### Exercise instructions
Write out the whole listing again, exactly.

### Data section
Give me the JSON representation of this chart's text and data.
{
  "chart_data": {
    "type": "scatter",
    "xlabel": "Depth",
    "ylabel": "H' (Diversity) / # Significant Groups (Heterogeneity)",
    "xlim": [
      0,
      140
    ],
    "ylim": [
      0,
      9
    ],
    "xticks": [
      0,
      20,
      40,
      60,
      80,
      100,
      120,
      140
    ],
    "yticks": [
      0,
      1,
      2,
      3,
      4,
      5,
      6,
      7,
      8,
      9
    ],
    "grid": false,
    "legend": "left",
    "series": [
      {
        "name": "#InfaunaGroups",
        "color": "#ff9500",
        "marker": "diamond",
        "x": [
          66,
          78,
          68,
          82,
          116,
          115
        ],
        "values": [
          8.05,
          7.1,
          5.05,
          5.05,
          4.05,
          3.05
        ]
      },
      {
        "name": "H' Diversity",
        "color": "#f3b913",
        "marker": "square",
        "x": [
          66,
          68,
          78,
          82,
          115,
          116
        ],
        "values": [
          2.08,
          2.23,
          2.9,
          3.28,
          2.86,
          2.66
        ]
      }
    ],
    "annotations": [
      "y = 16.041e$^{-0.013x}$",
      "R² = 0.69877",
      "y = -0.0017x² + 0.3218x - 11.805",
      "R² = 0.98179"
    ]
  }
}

### Result
Give me the JSON representation of this chart's text and data.
{
  "chart_data": {
    "type": "scatter",
    "xlabel": "Depth",
    "ylabel": "H' (Diversity) / # Significant Groups (Heterogeneity)",
    "xlim": [
      0,
      140
    ],
    "ylim": [
      0,
      9
    ],
    "xticks": [
      0,
      20,
      40,
      60,
      80,
      100,
      120,
      140
    ],
    "yticks": [
      0,
      1,
      2,
      3,
      4,
      5,
      6,
      7,
      8,
      9
    ],
    "grid": false,
    "legend": "left",
    "series": [
      {
        "name": "#InfaunaGroups",
        "color": "#ff9500",
        "marker": "diamond",
        "x": [
          66,
          78,
          68,
          82,
          116,
          115
        ],
        "values": [
          8.05,
          7.1,
          5.05,
          5.05,
          4.05,
          3.05
        ]
      },
      {
        "name": "H' Diversity",
        "color": "#f3b913",
        "marker": "square",
        "x": [
          66,
          68,
          78,
          82,
          115,
          116
        ],
        "values": [
          2.08,
          2.23,
          2.9,
          3.28,
          2.86,
          2.66
        ]
      }
    ],
    "annotations": [
      "y = 16.041e$^{-0.013x}$",
      "R² = 0.69877",
      "y = -0.0017x² + 0.3218x - 11.805",
      "R² = 0.98179"
    ]
  }
}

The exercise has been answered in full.